What the task requires - Below are some records; give them all again exactly, but not the pictures.

Provided records -

'''

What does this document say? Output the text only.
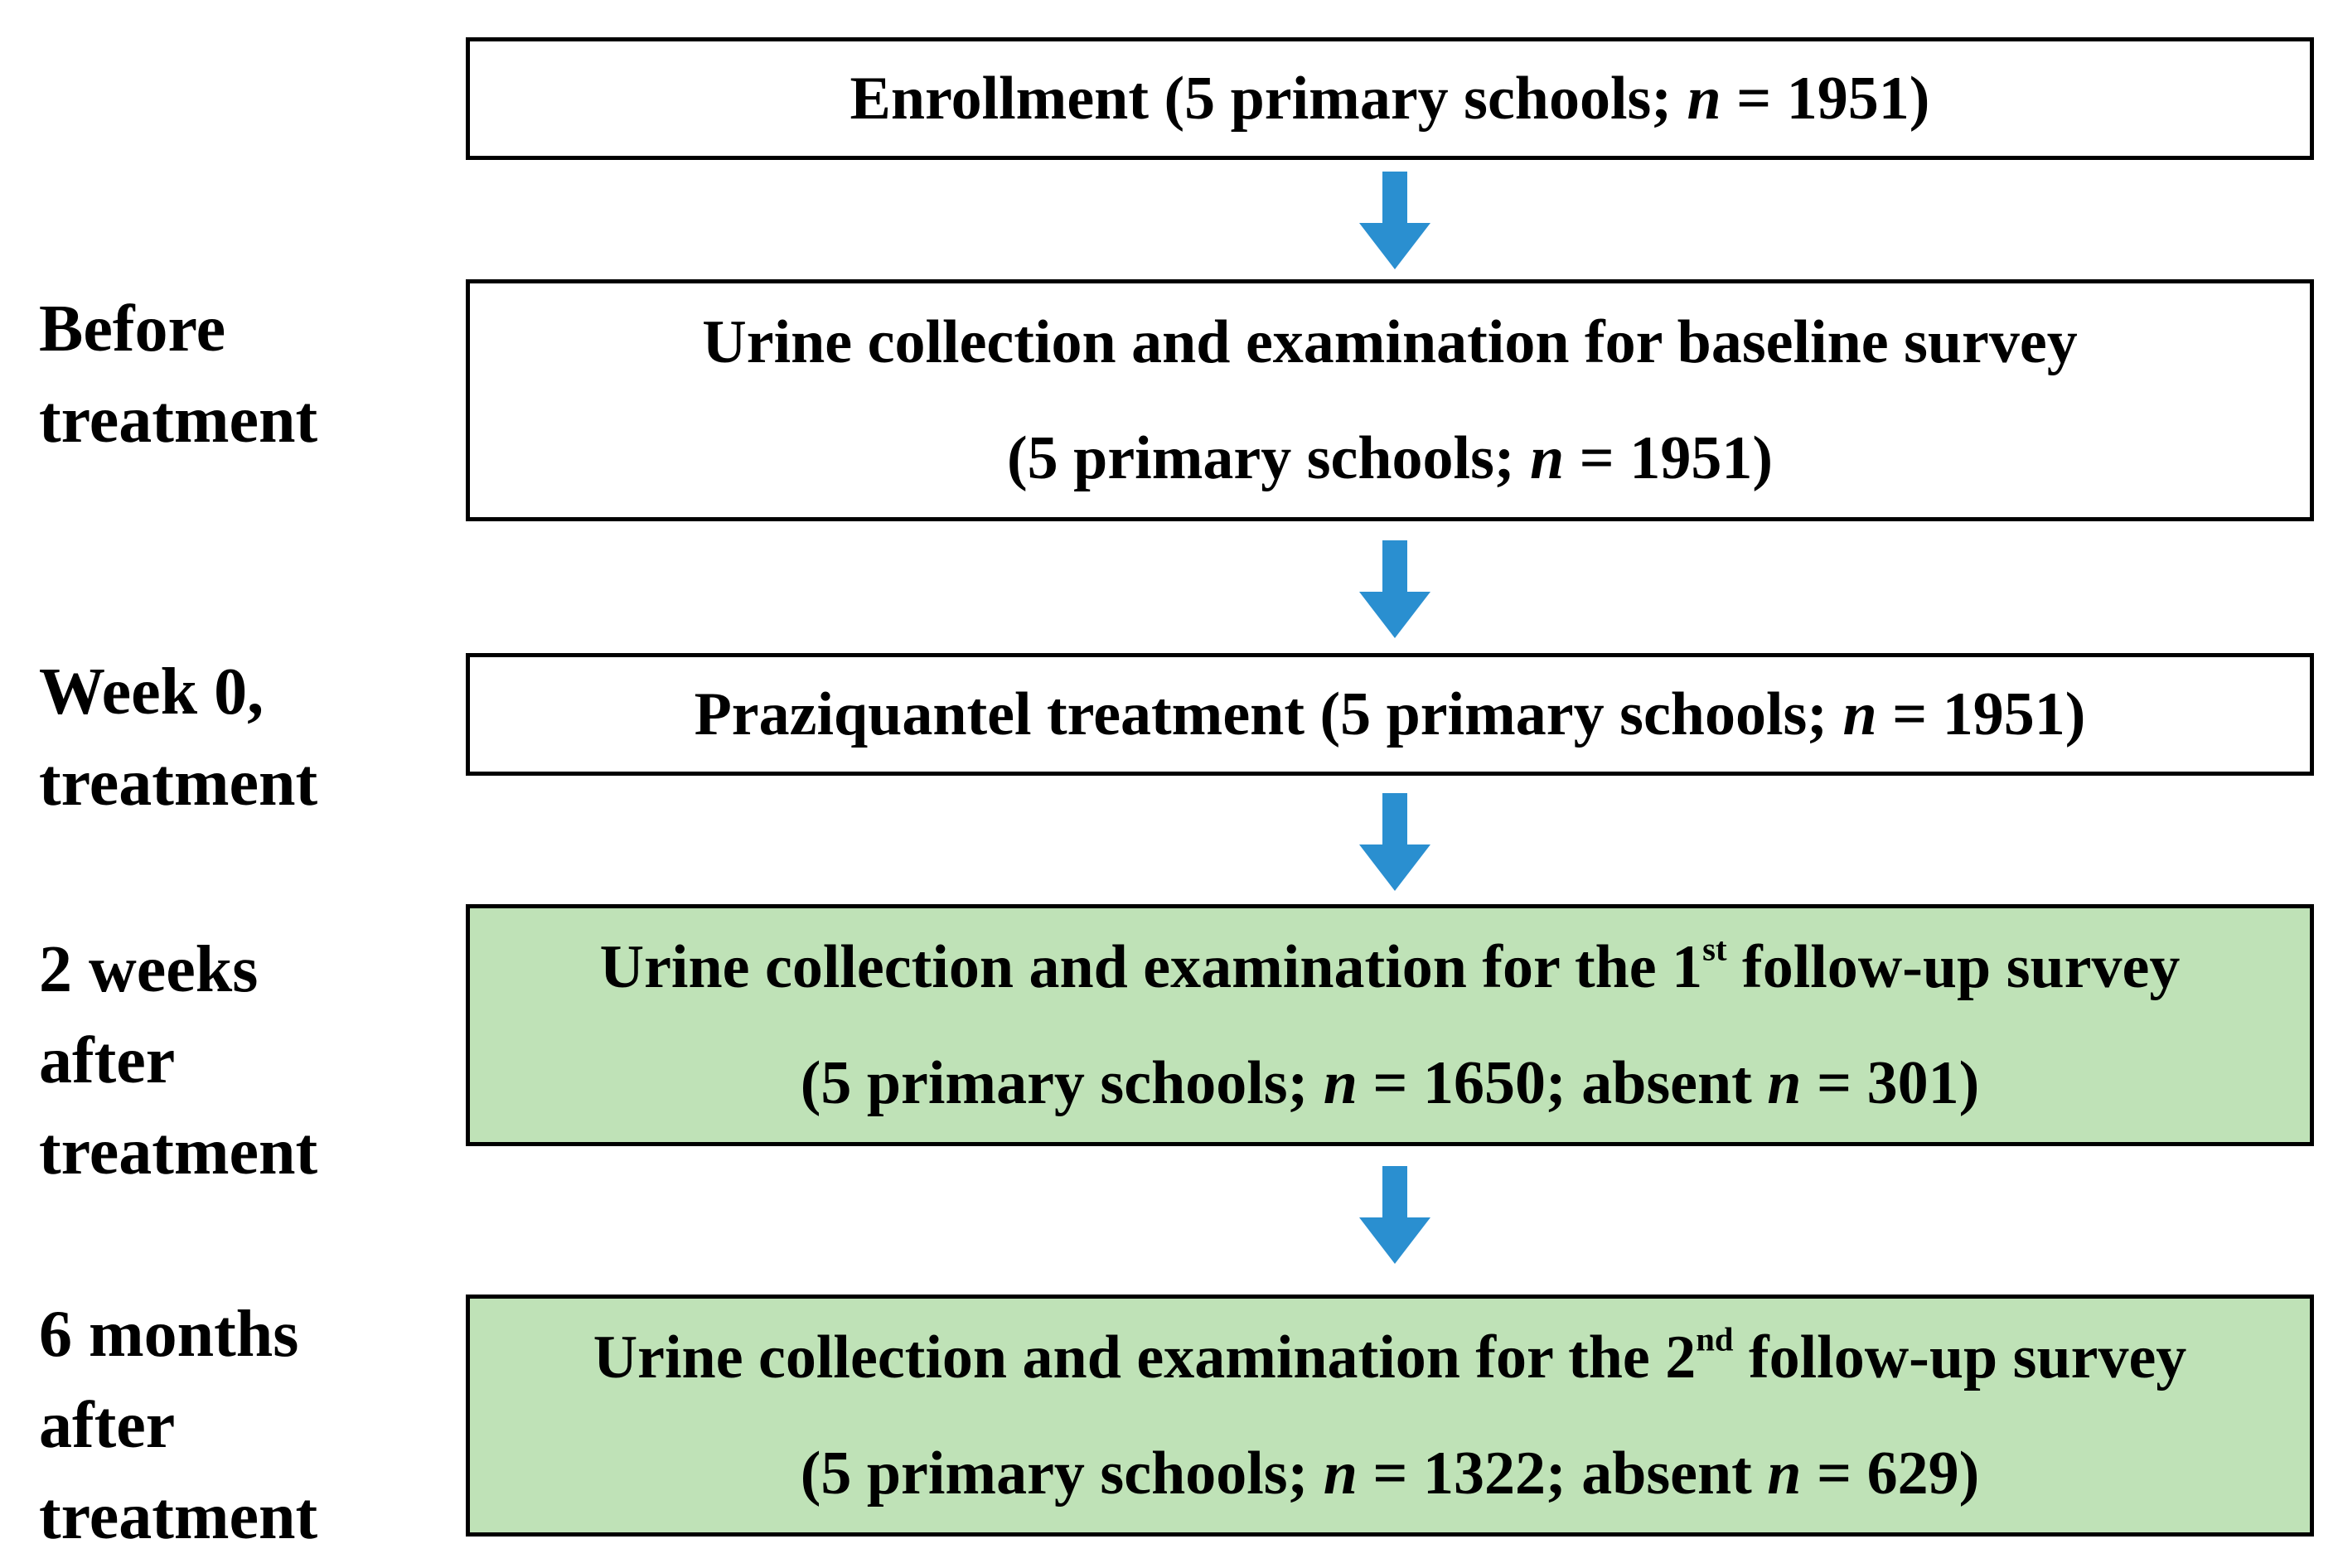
Before
treatment
Week 0,
treatment
2 weeks
after
treatment
6 months
after
treatment
Enrollment (5 primary schools; n = 1951)
Urine collection and examination for baseline survey
(5 primary schools; n = 1951)
Praziquantel treatment (5 primary schools; n = 1951)
Urine collection and examination for the 1st follow-up survey
(5 primary schools; n = 1650; absent n = 301)
Urine collection and examination for the 2nd follow-up survey
(5 primary schools; n = 1322; absent n = 629)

'''

Full response -
What does this document say? Output the text only.
Before
treatment
Week 0,
treatment
2 weeks
after
treatment
6 months
after
treatment
Enrollment (5 primary schools; n = 1951)
Urine collection and examination for baseline survey
(5 primary schools; n = 1951)
Praziquantel treatment (5 primary schools; n = 1951)
Urine collection and examination for the 1st follow-up survey
(5 primary schools; n = 1650; absent n = 301)
Urine collection and examination for the 2nd follow-up survey
(5 primary schools; n = 1322; absent n = 629)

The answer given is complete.